What the task asks. Below are records; extract exactly the lines from the one containing "Convert this screenshot" through the last, both included, and keep the pictures out.

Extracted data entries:

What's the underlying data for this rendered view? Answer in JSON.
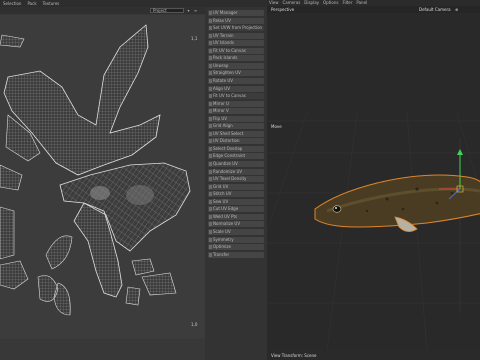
{
  "menubar": {
    "items": [
      "Selection",
      "Pack",
      "Textures"
    ]
  },
  "uv_editor": {
    "mode_dropdown": "Project",
    "corner_top_right": "1,1",
    "corner_bottom_right": "1,0"
  },
  "tools": [
    {
      "label": "UV Manager",
      "highlight": false
    },
    {
      "label": "Relax UV",
      "highlight": false
    },
    {
      "label": "Set UVW from Projection",
      "highlight": true
    },
    {
      "label": "UV Terrain",
      "highlight": false
    },
    {
      "label": "UV Islands",
      "highlight": false
    },
    {
      "label": "Fit UV to Canvas",
      "highlight": false
    },
    {
      "label": "Pack Islands",
      "highlight": false
    },
    {
      "label": "Unwrap",
      "highlight": false
    },
    {
      "label": "Straighten UV",
      "highlight": false
    },
    {
      "label": "Rotate UV",
      "highlight": false
    },
    {
      "label": "Align UV",
      "highlight": false
    },
    {
      "label": "Fit UV to Canvas",
      "highlight": true
    },
    {
      "label": "Mirror U",
      "highlight": false
    },
    {
      "label": "Mirror V",
      "highlight": false
    },
    {
      "label": "Flip UV",
      "highlight": false
    },
    {
      "label": "Grid Align",
      "highlight": false
    },
    {
      "label": "UV Shell Select",
      "highlight": false
    },
    {
      "label": "UV Distortion",
      "highlight": false
    },
    {
      "label": "Select Overlap",
      "highlight": false
    },
    {
      "label": "Edge Constraint",
      "highlight": false
    },
    {
      "label": "Quantize UV",
      "highlight": false
    },
    {
      "label": "Randomize UV",
      "highlight": false
    },
    {
      "label": "UV Texel Density",
      "highlight": false
    },
    {
      "label": "Grid UV",
      "highlight": false
    },
    {
      "label": "Stitch UV",
      "highlight": false
    },
    {
      "label": "Sew UV",
      "highlight": false
    },
    {
      "label": "Cut UV Edge",
      "highlight": false
    },
    {
      "label": "Weld UV Pts",
      "highlight": false
    },
    {
      "label": "Normalize UV",
      "highlight": false
    },
    {
      "label": "Scale UV",
      "highlight": false
    },
    {
      "label": "Symmetry",
      "highlight": false
    },
    {
      "label": "Optimize",
      "highlight": false
    },
    {
      "label": "Transfer",
      "highlight": false
    }
  ],
  "viewport": {
    "menu": [
      "View",
      "Cameras",
      "Display",
      "Options",
      "Filter",
      "Panel"
    ],
    "projection_label": "Perspective",
    "camera_label": "Default Camera",
    "move_label": "Move",
    "footer_label": "View Transform: Scene"
  },
  "colors": {
    "selection_outline": "#e0852a",
    "axis_y": "#3fd45a",
    "axis_x": "#e04040",
    "axis_z": "#3a70e0"
  }
}
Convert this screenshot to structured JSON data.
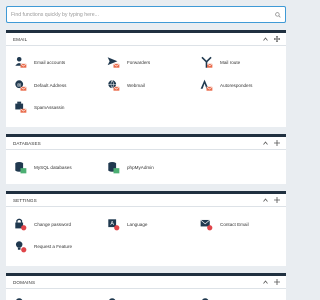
{
  "search": {
    "placeholder": "Find functions quickly by typing here..."
  },
  "sections": {
    "email": {
      "title": "EMAIL",
      "items": [
        "Email accounts",
        "Forwarders",
        "Mail route",
        "Default Address",
        "Webmail",
        "Autoresponders",
        "SpamAssassin"
      ]
    },
    "databases": {
      "title": "DATABASES",
      "items": [
        "MySQL databases",
        "phpMyAdmin"
      ]
    },
    "settings": {
      "title": "SETTINGS",
      "items": [
        "Change password",
        "Language",
        "Contact Email",
        "Request a Feature"
      ]
    },
    "domains": {
      "title": "DOMAINS"
    }
  },
  "icons": {
    "primary": "#20394f",
    "accent": "#e96c4c",
    "muted": "#2a3d50"
  }
}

Answer.
Convert this screenshot to structured JSON data.
{
  "search": {
    "placeholder": "Find functions quickly by typing here..."
  },
  "sections": {
    "email": {
      "title": "EMAIL",
      "items": [
        "Email accounts",
        "Forwarders",
        "Mail route",
        "Default Address",
        "Webmail",
        "Autoresponders",
        "SpamAssassin"
      ]
    },
    "databases": {
      "title": "DATABASES",
      "items": [
        "MySQL databases",
        "phpMyAdmin"
      ]
    },
    "settings": {
      "title": "SETTINGS",
      "items": [
        "Change password",
        "Language",
        "Contact Email",
        "Request a Feature"
      ]
    },
    "domains": {
      "title": "DOMAINS"
    }
  },
  "icons": {
    "primary": "#20394f",
    "accent": "#e96c4c",
    "muted": "#2a3d50"
  }
}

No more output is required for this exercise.